[Entries from a dataset]
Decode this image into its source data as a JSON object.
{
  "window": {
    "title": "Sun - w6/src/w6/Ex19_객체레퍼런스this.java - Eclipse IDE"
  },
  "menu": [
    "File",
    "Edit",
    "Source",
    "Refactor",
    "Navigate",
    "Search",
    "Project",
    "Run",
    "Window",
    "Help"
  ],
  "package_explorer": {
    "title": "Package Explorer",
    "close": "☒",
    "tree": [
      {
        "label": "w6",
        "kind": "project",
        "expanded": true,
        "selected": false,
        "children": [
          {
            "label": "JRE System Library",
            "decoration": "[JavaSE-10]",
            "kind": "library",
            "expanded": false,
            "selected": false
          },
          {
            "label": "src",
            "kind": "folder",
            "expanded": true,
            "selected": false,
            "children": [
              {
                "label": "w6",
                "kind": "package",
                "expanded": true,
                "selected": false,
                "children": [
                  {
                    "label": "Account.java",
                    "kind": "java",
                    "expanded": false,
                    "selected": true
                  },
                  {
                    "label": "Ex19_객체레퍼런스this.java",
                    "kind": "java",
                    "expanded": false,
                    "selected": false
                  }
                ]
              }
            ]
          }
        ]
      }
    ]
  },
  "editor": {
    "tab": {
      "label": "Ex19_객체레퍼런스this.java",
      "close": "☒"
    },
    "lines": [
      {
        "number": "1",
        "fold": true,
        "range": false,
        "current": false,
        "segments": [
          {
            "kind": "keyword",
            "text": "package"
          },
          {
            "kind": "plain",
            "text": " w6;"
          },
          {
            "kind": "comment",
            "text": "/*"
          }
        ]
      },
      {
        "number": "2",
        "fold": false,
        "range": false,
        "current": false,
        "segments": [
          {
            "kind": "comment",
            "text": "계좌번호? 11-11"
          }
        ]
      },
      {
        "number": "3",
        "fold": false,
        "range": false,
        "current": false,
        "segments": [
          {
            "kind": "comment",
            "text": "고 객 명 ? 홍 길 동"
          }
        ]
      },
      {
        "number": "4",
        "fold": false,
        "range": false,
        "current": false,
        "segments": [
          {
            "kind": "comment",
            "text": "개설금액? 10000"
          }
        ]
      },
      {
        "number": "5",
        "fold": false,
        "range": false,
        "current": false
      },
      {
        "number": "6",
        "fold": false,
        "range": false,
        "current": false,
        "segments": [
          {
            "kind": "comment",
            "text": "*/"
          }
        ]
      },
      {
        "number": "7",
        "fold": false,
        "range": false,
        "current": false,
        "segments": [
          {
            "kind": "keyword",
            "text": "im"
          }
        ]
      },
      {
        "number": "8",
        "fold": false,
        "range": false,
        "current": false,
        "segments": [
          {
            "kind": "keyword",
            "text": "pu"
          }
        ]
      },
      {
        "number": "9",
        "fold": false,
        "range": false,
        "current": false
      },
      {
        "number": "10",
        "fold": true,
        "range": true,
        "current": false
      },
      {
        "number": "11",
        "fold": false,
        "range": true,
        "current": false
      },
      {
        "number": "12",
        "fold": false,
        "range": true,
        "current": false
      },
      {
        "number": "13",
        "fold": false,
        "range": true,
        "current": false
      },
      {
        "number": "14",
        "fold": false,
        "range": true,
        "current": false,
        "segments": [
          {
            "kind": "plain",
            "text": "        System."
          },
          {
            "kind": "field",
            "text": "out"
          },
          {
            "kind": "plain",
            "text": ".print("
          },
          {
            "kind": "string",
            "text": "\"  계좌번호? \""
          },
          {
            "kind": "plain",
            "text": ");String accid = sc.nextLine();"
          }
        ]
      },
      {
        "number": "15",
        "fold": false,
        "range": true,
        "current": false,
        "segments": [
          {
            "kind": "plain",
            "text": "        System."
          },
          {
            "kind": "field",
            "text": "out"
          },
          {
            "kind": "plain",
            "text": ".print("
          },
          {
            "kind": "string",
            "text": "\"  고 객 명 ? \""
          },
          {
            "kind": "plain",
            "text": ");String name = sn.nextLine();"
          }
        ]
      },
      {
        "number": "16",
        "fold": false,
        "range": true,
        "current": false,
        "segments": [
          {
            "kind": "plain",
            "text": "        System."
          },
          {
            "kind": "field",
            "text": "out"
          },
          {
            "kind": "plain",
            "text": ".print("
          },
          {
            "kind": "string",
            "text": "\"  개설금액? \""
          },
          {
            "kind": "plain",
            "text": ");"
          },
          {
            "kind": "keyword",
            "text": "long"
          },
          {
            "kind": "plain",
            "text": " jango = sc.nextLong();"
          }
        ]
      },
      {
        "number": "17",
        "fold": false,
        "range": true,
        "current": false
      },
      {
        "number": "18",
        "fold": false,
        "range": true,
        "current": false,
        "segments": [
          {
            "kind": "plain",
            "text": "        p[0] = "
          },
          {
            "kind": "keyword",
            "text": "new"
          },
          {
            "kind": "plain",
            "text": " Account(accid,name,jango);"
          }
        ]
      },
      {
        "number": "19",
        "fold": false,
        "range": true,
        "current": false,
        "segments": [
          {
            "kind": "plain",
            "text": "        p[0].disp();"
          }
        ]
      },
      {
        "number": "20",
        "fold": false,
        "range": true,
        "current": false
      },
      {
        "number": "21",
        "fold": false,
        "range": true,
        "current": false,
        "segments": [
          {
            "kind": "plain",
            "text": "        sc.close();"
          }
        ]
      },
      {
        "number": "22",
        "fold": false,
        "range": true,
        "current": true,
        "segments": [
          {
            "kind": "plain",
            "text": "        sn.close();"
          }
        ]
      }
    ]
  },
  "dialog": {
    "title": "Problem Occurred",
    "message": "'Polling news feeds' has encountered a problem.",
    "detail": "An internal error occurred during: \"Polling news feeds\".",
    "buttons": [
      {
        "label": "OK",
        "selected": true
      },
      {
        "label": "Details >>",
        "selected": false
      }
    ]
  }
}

### TASK GOAL
Repeat each entry word for word.

### REPLY
Decode this image into its source data as a JSON object.
{
  "window": {
    "title": "Sun - w6/src/w6/Ex19_객체레퍼런스this.java - Eclipse IDE"
  },
  "menu": [
    "File",
    "Edit",
    "Source",
    "Refactor",
    "Navigate",
    "Search",
    "Project",
    "Run",
    "Window",
    "Help"
  ],
  "package_explorer": {
    "title": "Package Explorer",
    "close": "☒",
    "tree": [
      {
        "label": "w6",
        "kind": "project",
        "expanded": true,
        "selected": false,
        "children": [
          {
            "label": "JRE System Library",
            "decoration": "[JavaSE-10]",
            "kind": "library",
            "expanded": false,
            "selected": false
          },
          {
            "label": "src",
            "kind": "folder",
            "expanded": true,
            "selected": false,
            "children": [
              {
                "label": "w6",
                "kind": "package",
                "expanded": true,
                "selected": false,
                "children": [
                  {
                    "label": "Account.java",
                    "kind": "java",
                    "expanded": false,
                    "selected": true
                  },
                  {
                    "label": "Ex19_객체레퍼런스this.java",
                    "kind": "java",
                    "expanded": false,
                    "selected": false
                  }
                ]
              }
            ]
          }
        ]
      }
    ]
  },
  "editor": {
    "tab": {
      "label": "Ex19_객체레퍼런스this.java",
      "close": "☒"
    },
    "lines": [
      {
        "number": "1",
        "fold": true,
        "range": false,
        "current": false,
        "segments": [
          {
            "kind": "keyword",
            "text": "package"
          },
          {
            "kind": "plain",
            "text": " w6;"
          },
          {
            "kind": "comment",
            "text": "/*"
          }
        ]
      },
      {
        "number": "2",
        "fold": false,
        "range": false,
        "current": false,
        "segments": [
          {
            "kind": "comment",
            "text": "계좌번호? 11-11"
          }
        ]
      },
      {
        "number": "3",
        "fold": false,
        "range": false,
        "current": false,
        "segments": [
          {
            "kind": "comment",
            "text": "고 객 명 ? 홍 길 동"
          }
        ]
      },
      {
        "number": "4",
        "fold": false,
        "range": false,
        "current": false,
        "segments": [
          {
            "kind": "comment",
            "text": "개설금액? 10000"
          }
        ]
      },
      {
        "number": "5",
        "fold": false,
        "range": false,
        "current": false
      },
      {
        "number": "6",
        "fold": false,
        "range": false,
        "current": false,
        "segments": [
          {
            "kind": "comment",
            "text": "*/"
          }
        ]
      },
      {
        "number": "7",
        "fold": false,
        "range": false,
        "current": false,
        "segments": [
          {
            "kind": "keyword",
            "text": "im"
          }
        ]
      },
      {
        "number": "8",
        "fold": false,
        "range": false,
        "current": false,
        "segments": [
          {
            "kind": "keyword",
            "text": "pu"
          }
        ]
      },
      {
        "number": "9",
        "fold": false,
        "range": false,
        "current": false
      },
      {
        "number": "10",
        "fold": true,
        "range": true,
        "current": false
      },
      {
        "number": "11",
        "fold": false,
        "range": true,
        "current": false
      },
      {
        "number": "12",
        "fold": false,
        "range": true,
        "current": false
      },
      {
        "number": "13",
        "fold": false,
        "range": true,
        "current": false
      },
      {
        "number": "14",
        "fold": false,
        "range": true,
        "current": false,
        "segments": [
          {
            "kind": "plain",
            "text": "        System."
          },
          {
            "kind": "field",
            "text": "out"
          },
          {
            "kind": "plain",
            "text": ".print("
          },
          {
            "kind": "string",
            "text": "\"  계좌번호? \""
          },
          {
            "kind": "plain",
            "text": ");String accid = sc.nextLine();"
          }
        ]
      },
      {
        "number": "15",
        "fold": false,
        "range": true,
        "current": false,
        "segments": [
          {
            "kind": "plain",
            "text": "        System."
          },
          {
            "kind": "field",
            "text": "out"
          },
          {
            "kind": "plain",
            "text": ".print("
          },
          {
            "kind": "string",
            "text": "\"  고 객 명 ? \""
          },
          {
            "kind": "plain",
            "text": ");String name = sn.nextLine();"
          }
        ]
      },
      {
        "number": "16",
        "fold": false,
        "range": true,
        "current": false,
        "segments": [
          {
            "kind": "plain",
            "text": "        System."
          },
          {
            "kind": "field",
            "text": "out"
          },
          {
            "kind": "plain",
            "text": ".print("
          },
          {
            "kind": "string",
            "text": "\"  개설금액? \""
          },
          {
            "kind": "plain",
            "text": ");"
          },
          {
            "kind": "keyword",
            "text": "long"
          },
          {
            "kind": "plain",
            "text": " jango = sc.nextLong();"
          }
        ]
      },
      {
        "number": "17",
        "fold": false,
        "range": true,
        "current": false
      },
      {
        "number": "18",
        "fold": false,
        "range": true,
        "current": false,
        "segments": [
          {
            "kind": "plain",
            "text": "        p[0] = "
          },
          {
            "kind": "keyword",
            "text": "new"
          },
          {
            "kind": "plain",
            "text": " Account(accid,name,jango);"
          }
        ]
      },
      {
        "number": "19",
        "fold": false,
        "range": true,
        "current": false,
        "segments": [
          {
            "kind": "plain",
            "text": "        p[0].disp();"
          }
        ]
      },
      {
        "number": "20",
        "fold": false,
        "range": true,
        "current": false
      },
      {
        "number": "21",
        "fold": false,
        "range": true,
        "current": false,
        "segments": [
          {
            "kind": "plain",
            "text": "        sc.close();"
          }
        ]
      },
      {
        "number": "22",
        "fold": false,
        "range": true,
        "current": true,
        "segments": [
          {
            "kind": "plain",
            "text": "        sn.close();"
          }
        ]
      }
    ]
  },
  "dialog": {
    "title": "Problem Occurred",
    "message": "'Polling news feeds' has encountered a problem.",
    "detail": "An internal error occurred during: \"Polling news feeds\".",
    "buttons": [
      {
        "label": "OK",
        "selected": true
      },
      {
        "label": "Details >>",
        "selected": false
      }
    ]
  }
}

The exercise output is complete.